The exercise
Write out every entry precisely as given, leaving the pictures out.

Data for the task

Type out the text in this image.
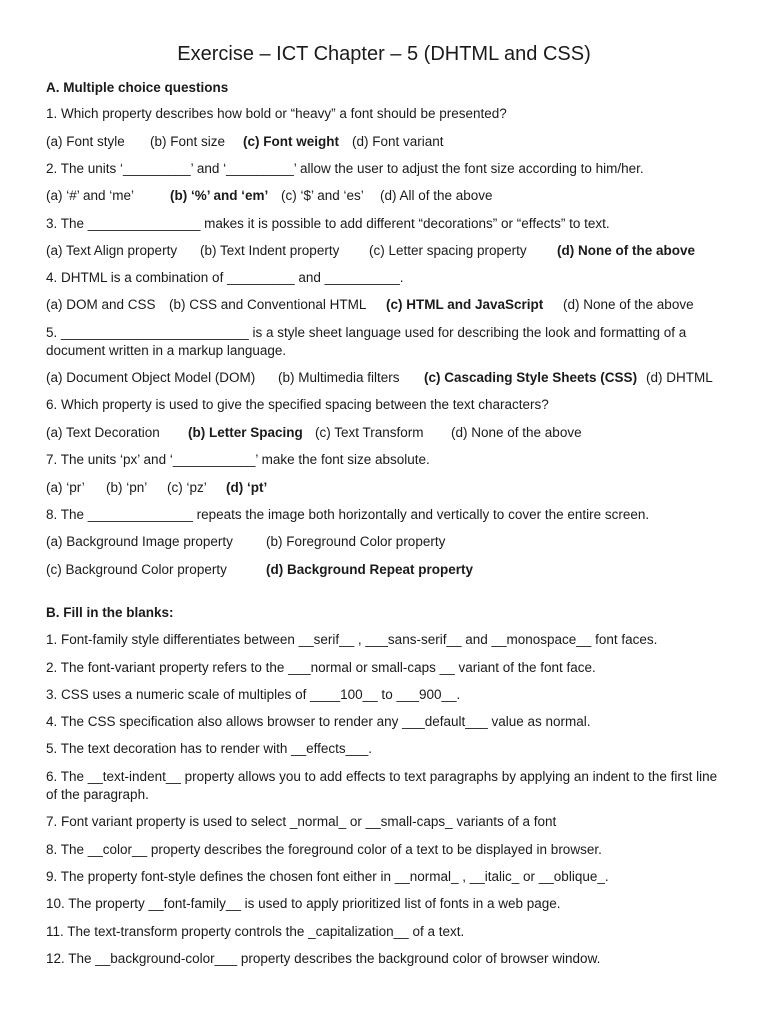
Exercise – ICT Chapter – 5 (DHTML and CSS)
A. Multiple choice questions
1. Which property describes how bold or “heavy” a font should be presented?
(a) Font style (b) Font size (c) Font weight (d) Font variant
2. The units ‘_________’ and ‘_________’ allow the user to adjust the font size according to him/her.
(a) ‘#’ and ‘me’	(b) ‘%’ and ‘em’ (c) ‘$’ and ‘es’ (d) All of the above
3. The _______________ makes it is possible to add different “decorations” or “effects” to text.
(a) Text Align property (b) Text Indent property (c) Letter spacing property (d) None of the above
4. DHTML is a combination of _________ and __________.
(a) DOM and CSS (b) CSS and Conventional HTML (c) HTML and JavaScript (d) None of the above
5. _________________________ is a style sheet language used for describing the look and formatting of a document written in a markup language.
(a) Document Object Model (DOM) (b) Multimedia filters (c) Cascading Style Sheets (CSS) (d) DHTML
6. Which property is used to give the specified spacing between the text characters?
(a) Text Decoration (b) Letter Spacing (c) Text Transform (d) None of the above
7. The units ‘px’ and ‘___________’ make the font size absolute.
(a) ‘pr’ (b) ‘pn’ (c) ‘pz’ (d) ‘pt’
8. The ______________ repeats the image both horizontally and vertically to cover the entire screen.
(a) Background Image property (b) Foreground Color property
(c) Background Color property	(d) Background Repeat property
B. Fill in the blanks:
1. Font-family style differentiates between __serif__ , ___sans-serif__ and __monospace__ font faces.
2. The font-variant property refers to the ___normal or small-caps __ variant of the font face.
3. CSS uses a numeric scale of multiples of ____100__ to ___900__.
4. The CSS specification also allows browser to render any ___default___ value as normal.
5. The text decoration has to render with __effects___.
6. The __text-indent__ property allows you to add effects to text paragraphs by applying an indent to the first line of the paragraph.
7. Font variant property is used to select _normal_ or __small-caps_ variants of a font
8. The __color__ property describes the foreground color of a text to be displayed in browser.
9. The property font-style defines the chosen font either in __normal_ , __italic_ or __oblique_.
10. The property __font-family__ is used to apply prioritized list of fonts in a web page.
11. The text-transform property controls the _capitalization__ of a text.
12. The __background-color___ property describes the background color of browser window.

Result
Type out the text in this image.
Exercise – ICT Chapter – 5 (DHTML and CSS)
A. Multiple choice questions
1. Which property describes how bold or “heavy” a font should be presented?
(a) Font style (b) Font size (c) Font weight (d) Font variant
2. The units ‘_________’ and ‘_________’ allow the user to adjust the font size according to him/her.
(a) ‘#’ and ‘me’	(b) ‘%’ and ‘em’ (c) ‘$’ and ‘es’ (d) All of the above
3. The _______________ makes it is possible to add different “decorations” or “effects” to text.
(a) Text Align property (b) Text Indent property (c) Letter spacing property (d) None of the above
4. DHTML is a combination of _________ and __________.
(a) DOM and CSS (b) CSS and Conventional HTML (c) HTML and JavaScript (d) None of the above
5. _________________________ is a style sheet language used for describing the look and formatting of a document written in a markup language.
(a) Document Object Model (DOM) (b) Multimedia filters (c) Cascading Style Sheets (CSS) (d) DHTML
6. Which property is used to give the specified spacing between the text characters?
(a) Text Decoration (b) Letter Spacing (c) Text Transform (d) None of the above
7. The units ‘px’ and ‘___________’ make the font size absolute.
(a) ‘pr’ (b) ‘pn’ (c) ‘pz’ (d) ‘pt’
8. The ______________ repeats the image both horizontally and vertically to cover the entire screen.
(a) Background Image property (b) Foreground Color property
(c) Background Color property	(d) Background Repeat property
B. Fill in the blanks:
1. Font-family style differentiates between __serif__ , ___sans-serif__ and __monospace__ font faces.
2. The font-variant property refers to the ___normal or small-caps __ variant of the font face.
3. CSS uses a numeric scale of multiples of ____100__ to ___900__.
4. The CSS specification also allows browser to render any ___default___ value as normal.
5. The text decoration has to render with __effects___.
6. The __text-indent__ property allows you to add effects to text paragraphs by applying an indent to the first line of the paragraph.
7. Font variant property is used to select _normal_ or __small-caps_ variants of a font
8. The __color__ property describes the foreground color of a text to be displayed in browser.
9. The property font-style defines the chosen font either in __normal_ , __italic_ or __oblique_.
10. The property __font-family__ is used to apply prioritized list of fonts in a web page.
11. The text-transform property controls the _capitalization__ of a text.
12. The __background-color___ property describes the background color of browser window.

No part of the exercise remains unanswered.